Your instructions =
Beneath this task is a listing. State how many of its lines include the string "noise", giving nothing but the number.

Records provided =
★ ★ ★ ★ ★

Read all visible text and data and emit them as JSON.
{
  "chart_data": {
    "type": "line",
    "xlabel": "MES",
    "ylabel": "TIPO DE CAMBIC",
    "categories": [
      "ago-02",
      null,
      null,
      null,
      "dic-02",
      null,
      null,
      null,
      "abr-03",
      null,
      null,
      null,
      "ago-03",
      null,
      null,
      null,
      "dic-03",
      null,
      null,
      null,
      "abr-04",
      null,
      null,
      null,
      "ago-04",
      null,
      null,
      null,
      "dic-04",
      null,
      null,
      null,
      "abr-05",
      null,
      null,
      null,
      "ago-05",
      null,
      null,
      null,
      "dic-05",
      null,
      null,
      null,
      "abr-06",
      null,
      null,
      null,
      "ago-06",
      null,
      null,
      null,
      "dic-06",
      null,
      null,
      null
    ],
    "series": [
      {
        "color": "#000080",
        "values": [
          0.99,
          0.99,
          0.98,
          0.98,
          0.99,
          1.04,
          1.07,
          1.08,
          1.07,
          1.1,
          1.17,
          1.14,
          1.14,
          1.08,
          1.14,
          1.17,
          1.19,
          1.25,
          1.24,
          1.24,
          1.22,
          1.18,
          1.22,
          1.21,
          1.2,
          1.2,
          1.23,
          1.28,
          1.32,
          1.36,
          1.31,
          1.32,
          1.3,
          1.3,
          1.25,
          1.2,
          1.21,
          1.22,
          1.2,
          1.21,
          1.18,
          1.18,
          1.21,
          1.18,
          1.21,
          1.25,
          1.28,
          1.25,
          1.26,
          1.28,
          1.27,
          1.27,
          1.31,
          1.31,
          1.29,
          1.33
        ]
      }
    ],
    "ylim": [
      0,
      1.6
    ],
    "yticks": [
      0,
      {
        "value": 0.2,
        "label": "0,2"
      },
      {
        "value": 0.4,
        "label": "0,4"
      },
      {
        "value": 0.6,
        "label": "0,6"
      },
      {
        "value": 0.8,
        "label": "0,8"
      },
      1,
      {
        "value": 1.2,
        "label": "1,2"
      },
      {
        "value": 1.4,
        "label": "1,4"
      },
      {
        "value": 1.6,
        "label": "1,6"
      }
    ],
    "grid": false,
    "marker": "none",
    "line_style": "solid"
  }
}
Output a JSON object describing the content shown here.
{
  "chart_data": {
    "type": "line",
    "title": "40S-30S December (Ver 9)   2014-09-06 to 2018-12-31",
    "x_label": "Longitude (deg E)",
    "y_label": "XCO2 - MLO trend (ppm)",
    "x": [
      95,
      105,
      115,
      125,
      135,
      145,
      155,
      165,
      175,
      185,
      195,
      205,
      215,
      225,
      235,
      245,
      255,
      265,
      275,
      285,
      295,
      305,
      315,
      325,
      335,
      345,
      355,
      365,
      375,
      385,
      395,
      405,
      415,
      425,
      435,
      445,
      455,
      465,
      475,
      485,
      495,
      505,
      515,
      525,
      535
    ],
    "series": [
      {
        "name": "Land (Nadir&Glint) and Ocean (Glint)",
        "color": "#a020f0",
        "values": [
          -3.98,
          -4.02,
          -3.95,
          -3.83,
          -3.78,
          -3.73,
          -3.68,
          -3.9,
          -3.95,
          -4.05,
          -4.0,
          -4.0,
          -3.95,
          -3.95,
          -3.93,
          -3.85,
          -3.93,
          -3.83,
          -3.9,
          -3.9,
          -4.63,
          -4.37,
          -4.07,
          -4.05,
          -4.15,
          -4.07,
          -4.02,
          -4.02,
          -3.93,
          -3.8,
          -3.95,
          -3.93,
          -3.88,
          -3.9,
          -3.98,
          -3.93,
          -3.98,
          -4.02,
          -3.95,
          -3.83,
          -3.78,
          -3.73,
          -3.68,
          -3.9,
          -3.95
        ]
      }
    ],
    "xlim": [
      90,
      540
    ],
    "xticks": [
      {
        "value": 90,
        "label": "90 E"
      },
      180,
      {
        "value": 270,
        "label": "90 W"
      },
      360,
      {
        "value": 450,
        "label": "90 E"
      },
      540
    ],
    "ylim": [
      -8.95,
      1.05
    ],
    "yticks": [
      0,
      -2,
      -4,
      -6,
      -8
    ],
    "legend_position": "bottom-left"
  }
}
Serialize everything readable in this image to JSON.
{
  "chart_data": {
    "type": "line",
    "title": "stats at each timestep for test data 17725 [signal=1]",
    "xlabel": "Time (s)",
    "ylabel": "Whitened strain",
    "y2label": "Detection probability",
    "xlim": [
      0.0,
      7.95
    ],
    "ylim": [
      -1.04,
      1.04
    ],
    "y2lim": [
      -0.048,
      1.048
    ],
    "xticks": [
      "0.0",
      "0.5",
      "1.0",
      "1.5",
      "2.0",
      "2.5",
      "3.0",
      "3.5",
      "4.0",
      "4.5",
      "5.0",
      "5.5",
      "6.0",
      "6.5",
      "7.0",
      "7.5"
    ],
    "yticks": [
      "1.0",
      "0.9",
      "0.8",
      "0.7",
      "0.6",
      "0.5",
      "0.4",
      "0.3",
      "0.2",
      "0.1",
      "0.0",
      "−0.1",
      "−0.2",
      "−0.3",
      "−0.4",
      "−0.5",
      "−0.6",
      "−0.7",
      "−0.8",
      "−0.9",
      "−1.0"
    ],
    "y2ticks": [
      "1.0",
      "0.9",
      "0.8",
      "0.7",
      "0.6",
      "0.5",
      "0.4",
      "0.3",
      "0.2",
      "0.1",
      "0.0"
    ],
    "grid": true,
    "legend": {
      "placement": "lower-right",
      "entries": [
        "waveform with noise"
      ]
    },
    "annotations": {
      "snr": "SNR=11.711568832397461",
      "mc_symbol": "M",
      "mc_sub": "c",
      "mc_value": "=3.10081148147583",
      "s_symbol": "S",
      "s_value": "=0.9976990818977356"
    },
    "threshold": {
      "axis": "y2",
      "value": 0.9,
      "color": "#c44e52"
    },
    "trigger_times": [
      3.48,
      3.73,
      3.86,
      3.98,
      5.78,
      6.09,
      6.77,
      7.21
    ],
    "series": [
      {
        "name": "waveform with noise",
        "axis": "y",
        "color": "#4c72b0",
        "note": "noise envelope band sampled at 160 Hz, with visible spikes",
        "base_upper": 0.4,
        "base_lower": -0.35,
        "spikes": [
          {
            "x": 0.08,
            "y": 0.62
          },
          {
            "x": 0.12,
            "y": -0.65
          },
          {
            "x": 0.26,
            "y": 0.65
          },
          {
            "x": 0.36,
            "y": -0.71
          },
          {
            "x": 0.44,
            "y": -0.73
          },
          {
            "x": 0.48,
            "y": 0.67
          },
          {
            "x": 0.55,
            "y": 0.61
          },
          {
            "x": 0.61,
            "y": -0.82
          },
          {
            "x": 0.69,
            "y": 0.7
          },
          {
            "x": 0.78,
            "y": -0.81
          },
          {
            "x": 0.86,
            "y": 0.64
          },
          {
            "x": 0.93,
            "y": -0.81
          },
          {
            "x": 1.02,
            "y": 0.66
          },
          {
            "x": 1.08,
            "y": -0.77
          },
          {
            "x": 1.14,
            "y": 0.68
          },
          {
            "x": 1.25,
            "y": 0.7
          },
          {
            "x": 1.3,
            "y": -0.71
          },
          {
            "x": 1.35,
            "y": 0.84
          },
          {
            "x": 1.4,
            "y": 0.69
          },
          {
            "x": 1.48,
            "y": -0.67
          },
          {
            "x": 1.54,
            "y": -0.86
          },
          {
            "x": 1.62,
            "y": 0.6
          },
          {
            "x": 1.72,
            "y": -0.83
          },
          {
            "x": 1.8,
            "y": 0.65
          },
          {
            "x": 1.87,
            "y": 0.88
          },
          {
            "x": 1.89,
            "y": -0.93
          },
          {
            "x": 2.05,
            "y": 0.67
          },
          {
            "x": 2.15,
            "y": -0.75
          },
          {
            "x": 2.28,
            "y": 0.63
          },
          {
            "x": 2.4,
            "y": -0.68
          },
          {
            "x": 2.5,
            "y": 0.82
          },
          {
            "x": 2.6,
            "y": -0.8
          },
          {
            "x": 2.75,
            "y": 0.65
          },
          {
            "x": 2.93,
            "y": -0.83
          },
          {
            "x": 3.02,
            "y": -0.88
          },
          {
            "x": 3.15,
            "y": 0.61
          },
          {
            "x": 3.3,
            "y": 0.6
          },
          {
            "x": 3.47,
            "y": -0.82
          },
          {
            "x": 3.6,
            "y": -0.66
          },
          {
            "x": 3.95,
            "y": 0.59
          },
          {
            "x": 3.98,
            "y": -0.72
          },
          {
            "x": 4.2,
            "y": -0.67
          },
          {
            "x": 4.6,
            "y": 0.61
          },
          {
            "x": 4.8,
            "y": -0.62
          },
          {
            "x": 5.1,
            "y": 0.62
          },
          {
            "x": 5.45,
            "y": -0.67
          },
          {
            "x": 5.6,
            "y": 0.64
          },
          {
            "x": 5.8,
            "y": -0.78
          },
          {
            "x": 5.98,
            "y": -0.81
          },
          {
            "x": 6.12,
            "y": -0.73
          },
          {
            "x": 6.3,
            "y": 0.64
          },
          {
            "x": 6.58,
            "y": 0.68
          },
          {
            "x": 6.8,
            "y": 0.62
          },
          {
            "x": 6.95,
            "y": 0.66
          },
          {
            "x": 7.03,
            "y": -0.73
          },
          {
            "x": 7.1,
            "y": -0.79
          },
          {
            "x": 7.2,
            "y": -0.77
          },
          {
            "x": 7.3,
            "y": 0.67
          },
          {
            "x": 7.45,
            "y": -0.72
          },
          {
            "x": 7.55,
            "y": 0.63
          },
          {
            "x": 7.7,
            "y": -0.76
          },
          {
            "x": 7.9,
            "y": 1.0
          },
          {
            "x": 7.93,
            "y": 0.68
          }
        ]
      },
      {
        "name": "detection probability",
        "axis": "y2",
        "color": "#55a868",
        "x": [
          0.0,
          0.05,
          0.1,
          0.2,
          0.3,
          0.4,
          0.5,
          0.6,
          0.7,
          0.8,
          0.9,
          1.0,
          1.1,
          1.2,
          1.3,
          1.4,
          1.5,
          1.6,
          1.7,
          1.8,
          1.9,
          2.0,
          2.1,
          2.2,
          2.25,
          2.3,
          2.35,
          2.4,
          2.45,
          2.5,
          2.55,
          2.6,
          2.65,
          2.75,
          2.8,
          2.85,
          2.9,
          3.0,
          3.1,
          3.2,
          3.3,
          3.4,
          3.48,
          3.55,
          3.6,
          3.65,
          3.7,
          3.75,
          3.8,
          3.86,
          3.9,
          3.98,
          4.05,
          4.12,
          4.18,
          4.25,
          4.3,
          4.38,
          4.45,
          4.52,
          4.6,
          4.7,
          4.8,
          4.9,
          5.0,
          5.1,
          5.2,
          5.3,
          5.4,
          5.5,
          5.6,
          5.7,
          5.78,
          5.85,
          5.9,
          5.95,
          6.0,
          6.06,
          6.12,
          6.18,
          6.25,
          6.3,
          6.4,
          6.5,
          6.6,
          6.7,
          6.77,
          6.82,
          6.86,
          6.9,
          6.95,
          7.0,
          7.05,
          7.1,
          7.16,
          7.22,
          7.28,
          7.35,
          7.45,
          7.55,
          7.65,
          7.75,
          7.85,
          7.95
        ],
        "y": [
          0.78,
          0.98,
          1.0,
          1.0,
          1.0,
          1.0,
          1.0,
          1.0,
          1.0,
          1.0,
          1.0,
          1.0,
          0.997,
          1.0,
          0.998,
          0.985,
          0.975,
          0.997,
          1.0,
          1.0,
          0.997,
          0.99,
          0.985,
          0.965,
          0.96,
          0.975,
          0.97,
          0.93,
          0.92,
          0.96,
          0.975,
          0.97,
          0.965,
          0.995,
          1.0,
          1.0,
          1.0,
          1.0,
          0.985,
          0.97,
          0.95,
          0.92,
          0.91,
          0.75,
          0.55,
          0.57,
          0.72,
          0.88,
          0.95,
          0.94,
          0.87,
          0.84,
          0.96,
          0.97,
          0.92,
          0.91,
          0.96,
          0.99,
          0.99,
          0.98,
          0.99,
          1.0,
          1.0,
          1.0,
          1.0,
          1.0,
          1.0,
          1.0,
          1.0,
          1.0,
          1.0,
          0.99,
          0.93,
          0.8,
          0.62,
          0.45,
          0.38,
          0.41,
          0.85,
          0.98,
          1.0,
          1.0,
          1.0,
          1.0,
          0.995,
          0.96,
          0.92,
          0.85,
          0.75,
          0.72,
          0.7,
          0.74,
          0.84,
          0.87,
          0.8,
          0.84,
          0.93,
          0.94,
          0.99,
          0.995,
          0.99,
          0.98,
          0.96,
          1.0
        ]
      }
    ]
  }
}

★ ★ ★ ★ ★

Correct answer =
3